* Instructions for the task
Only the lines holding the string "JSON" are needed. Copy each one.

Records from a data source
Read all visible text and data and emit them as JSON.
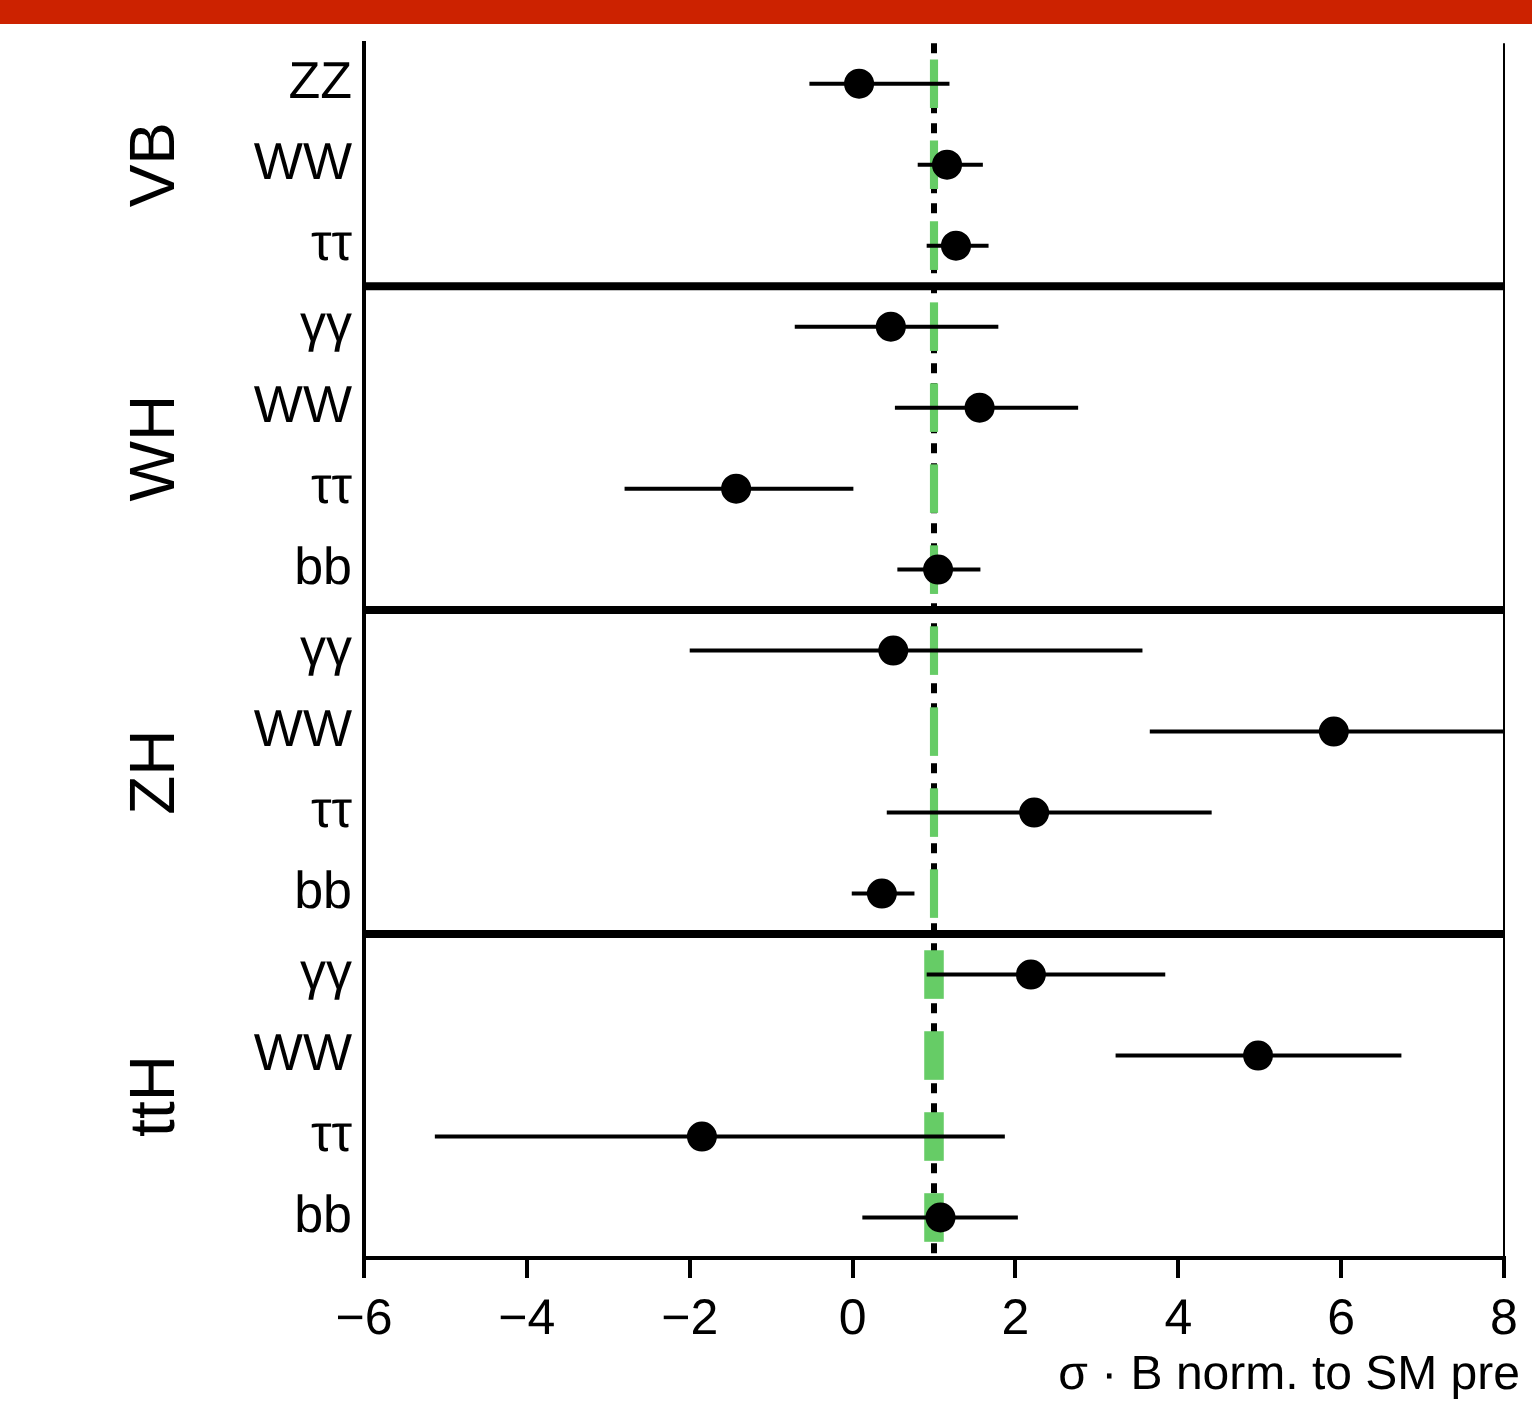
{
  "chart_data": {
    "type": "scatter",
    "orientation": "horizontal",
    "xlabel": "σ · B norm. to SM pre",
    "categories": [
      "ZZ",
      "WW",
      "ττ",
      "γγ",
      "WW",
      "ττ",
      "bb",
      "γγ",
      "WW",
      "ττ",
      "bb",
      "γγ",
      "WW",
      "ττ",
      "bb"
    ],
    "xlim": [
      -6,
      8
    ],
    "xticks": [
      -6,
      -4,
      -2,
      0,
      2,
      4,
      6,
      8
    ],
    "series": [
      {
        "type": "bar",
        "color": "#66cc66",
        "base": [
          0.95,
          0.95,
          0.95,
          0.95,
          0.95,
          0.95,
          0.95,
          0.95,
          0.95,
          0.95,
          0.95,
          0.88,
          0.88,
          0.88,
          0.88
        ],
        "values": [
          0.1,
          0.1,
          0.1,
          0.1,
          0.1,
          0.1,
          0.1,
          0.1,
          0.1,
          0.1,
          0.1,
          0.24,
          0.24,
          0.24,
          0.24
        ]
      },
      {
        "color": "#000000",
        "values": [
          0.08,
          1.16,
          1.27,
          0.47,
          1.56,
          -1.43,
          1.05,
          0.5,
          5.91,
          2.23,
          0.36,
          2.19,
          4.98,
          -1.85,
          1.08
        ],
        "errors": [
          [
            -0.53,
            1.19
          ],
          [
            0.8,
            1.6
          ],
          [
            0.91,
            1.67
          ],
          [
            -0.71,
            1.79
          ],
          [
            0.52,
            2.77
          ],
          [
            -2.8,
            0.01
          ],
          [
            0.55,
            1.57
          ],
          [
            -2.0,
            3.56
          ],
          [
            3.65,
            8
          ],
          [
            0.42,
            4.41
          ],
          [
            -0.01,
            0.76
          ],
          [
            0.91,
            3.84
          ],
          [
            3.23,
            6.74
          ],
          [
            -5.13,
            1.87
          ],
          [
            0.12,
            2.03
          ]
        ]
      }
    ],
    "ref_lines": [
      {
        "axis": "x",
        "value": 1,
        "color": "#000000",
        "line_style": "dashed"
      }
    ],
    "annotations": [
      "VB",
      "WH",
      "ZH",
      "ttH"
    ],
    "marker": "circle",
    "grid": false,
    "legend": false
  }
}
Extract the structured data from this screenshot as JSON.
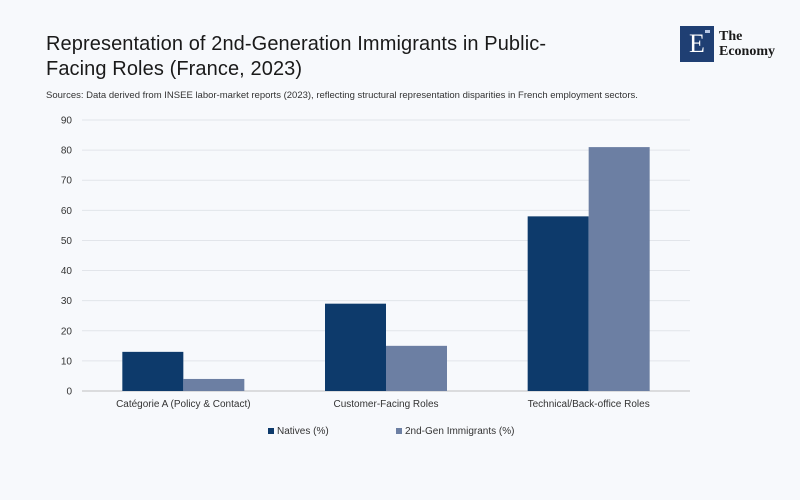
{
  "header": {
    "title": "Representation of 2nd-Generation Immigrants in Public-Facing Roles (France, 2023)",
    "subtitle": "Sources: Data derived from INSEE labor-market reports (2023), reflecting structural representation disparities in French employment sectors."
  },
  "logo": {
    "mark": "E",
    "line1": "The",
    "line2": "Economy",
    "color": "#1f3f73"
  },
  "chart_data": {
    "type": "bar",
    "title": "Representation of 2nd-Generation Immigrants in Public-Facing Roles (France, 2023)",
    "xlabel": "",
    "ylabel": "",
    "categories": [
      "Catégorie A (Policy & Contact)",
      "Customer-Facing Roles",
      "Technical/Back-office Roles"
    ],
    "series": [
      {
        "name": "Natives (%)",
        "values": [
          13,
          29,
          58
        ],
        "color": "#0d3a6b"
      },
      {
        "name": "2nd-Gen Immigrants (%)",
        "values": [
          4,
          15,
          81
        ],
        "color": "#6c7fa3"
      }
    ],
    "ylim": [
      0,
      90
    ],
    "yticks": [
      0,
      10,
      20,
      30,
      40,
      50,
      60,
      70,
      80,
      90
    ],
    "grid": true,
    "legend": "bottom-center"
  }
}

* Reply
Read all visible text and data and emit them as JSON.
Extract the structured data from this screenshot as JSON.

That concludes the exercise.